- What the task asks
Copy out every row below word for word, changing nothing.

- Given data
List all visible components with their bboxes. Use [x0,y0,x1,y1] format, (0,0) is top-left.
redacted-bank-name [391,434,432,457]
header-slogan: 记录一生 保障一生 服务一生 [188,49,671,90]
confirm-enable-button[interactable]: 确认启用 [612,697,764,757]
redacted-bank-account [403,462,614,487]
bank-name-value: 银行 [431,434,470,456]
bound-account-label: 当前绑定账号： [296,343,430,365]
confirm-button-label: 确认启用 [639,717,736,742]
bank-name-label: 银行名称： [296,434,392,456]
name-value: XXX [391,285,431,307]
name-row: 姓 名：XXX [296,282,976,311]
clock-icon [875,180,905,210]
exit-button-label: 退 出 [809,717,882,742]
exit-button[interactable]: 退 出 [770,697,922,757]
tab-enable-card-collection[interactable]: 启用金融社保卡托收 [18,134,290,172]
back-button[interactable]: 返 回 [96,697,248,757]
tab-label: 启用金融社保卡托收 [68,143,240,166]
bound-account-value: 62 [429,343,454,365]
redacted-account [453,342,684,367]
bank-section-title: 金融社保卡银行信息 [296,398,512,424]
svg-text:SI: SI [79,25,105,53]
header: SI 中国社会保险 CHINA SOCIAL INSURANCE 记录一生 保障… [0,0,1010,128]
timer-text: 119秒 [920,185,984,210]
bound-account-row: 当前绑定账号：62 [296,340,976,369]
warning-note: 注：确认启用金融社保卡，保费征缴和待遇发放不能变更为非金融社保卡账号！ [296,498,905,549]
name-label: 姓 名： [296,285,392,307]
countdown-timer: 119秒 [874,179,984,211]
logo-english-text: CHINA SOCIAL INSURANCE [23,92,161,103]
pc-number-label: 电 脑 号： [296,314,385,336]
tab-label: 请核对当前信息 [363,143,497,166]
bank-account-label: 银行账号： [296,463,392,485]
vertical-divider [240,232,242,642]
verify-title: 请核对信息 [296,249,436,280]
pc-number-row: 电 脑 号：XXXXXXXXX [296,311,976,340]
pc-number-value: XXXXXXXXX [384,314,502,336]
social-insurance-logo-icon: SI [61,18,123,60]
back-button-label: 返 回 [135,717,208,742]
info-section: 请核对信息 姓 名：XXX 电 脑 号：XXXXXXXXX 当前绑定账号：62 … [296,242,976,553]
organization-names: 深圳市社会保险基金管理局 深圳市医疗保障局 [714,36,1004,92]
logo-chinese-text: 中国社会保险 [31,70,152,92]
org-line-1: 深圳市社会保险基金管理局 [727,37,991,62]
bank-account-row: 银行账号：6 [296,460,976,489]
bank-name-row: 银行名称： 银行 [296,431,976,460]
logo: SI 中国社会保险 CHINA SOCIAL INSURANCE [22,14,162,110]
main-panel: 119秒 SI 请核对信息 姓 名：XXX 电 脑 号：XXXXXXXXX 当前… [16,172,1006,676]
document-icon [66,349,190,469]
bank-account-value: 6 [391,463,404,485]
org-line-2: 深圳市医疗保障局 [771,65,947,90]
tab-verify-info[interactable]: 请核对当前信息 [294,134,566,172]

- Complete response
List all visible components with their bboxes. Use [x0,y0,x1,y1] format, (0,0) is top-left.
redacted-bank-name [391,434,432,457]
header-slogan: 记录一生 保障一生 服务一生 [188,49,671,90]
confirm-enable-button[interactable]: 确认启用 [612,697,764,757]
redacted-bank-account [403,462,614,487]
bank-name-value: 银行 [431,434,470,456]
bound-account-label: 当前绑定账号： [296,343,430,365]
confirm-button-label: 确认启用 [639,717,736,742]
bank-name-label: 银行名称： [296,434,392,456]
name-value: XXX [391,285,431,307]
name-row: 姓 名：XXX [296,282,976,311]
clock-icon [875,180,905,210]
exit-button-label: 退 出 [809,717,882,742]
exit-button[interactable]: 退 出 [770,697,922,757]
tab-enable-card-collection[interactable]: 启用金融社保卡托收 [18,134,290,172]
back-button[interactable]: 返 回 [96,697,248,757]
tab-label: 启用金融社保卡托收 [68,143,240,166]
bound-account-value: 62 [429,343,454,365]
redacted-account [453,342,684,367]
bank-section-title: 金融社保卡银行信息 [296,398,512,424]
svg-text:SI: SI [79,25,105,53]
header: SI 中国社会保险 CHINA SOCIAL INSURANCE 记录一生 保障… [0,0,1010,128]
timer-text: 119秒 [920,185,984,210]
bound-account-row: 当前绑定账号：62 [296,340,976,369]
warning-note: 注：确认启用金融社保卡，保费征缴和待遇发放不能变更为非金融社保卡账号！ [296,498,905,549]
name-label: 姓 名： [296,285,392,307]
countdown-timer: 119秒 [874,179,984,211]
logo-english-text: CHINA SOCIAL INSURANCE [23,92,161,103]
pc-number-label: 电 脑 号： [296,314,385,336]
tab-label: 请核对当前信息 [363,143,497,166]
bank-account-label: 银行账号： [296,463,392,485]
vertical-divider [240,232,242,642]
verify-title: 请核对信息 [296,249,436,280]
pc-number-row: 电 脑 号：XXXXXXXXX [296,311,976,340]
pc-number-value: XXXXXXXXX [384,314,502,336]
social-insurance-logo-icon: SI [61,18,123,60]
back-button-label: 返 回 [135,717,208,742]
info-section: 请核对信息 姓 名：XXX 电 脑 号：XXXXXXXXX 当前绑定账号：62 … [296,242,976,553]
organization-names: 深圳市社会保险基金管理局 深圳市医疗保障局 [714,36,1004,92]
logo-chinese-text: 中国社会保险 [31,70,152,92]
org-line-1: 深圳市社会保险基金管理局 [727,37,991,62]
bank-account-row: 银行账号：6 [296,460,976,489]
bank-name-row: 银行名称： 银行 [296,431,976,460]
logo: SI 中国社会保险 CHINA SOCIAL INSURANCE [22,14,162,110]
main-panel: 119秒 SI 请核对信息 姓 名：XXX 电 脑 号：XXXXXXXXX 当前… [16,172,1006,676]
document-icon [66,349,190,469]
bank-account-value: 6 [391,463,404,485]
org-line-2: 深圳市医疗保障局 [771,65,947,90]
tab-verify-info[interactable]: 请核对当前信息 [294,134,566,172]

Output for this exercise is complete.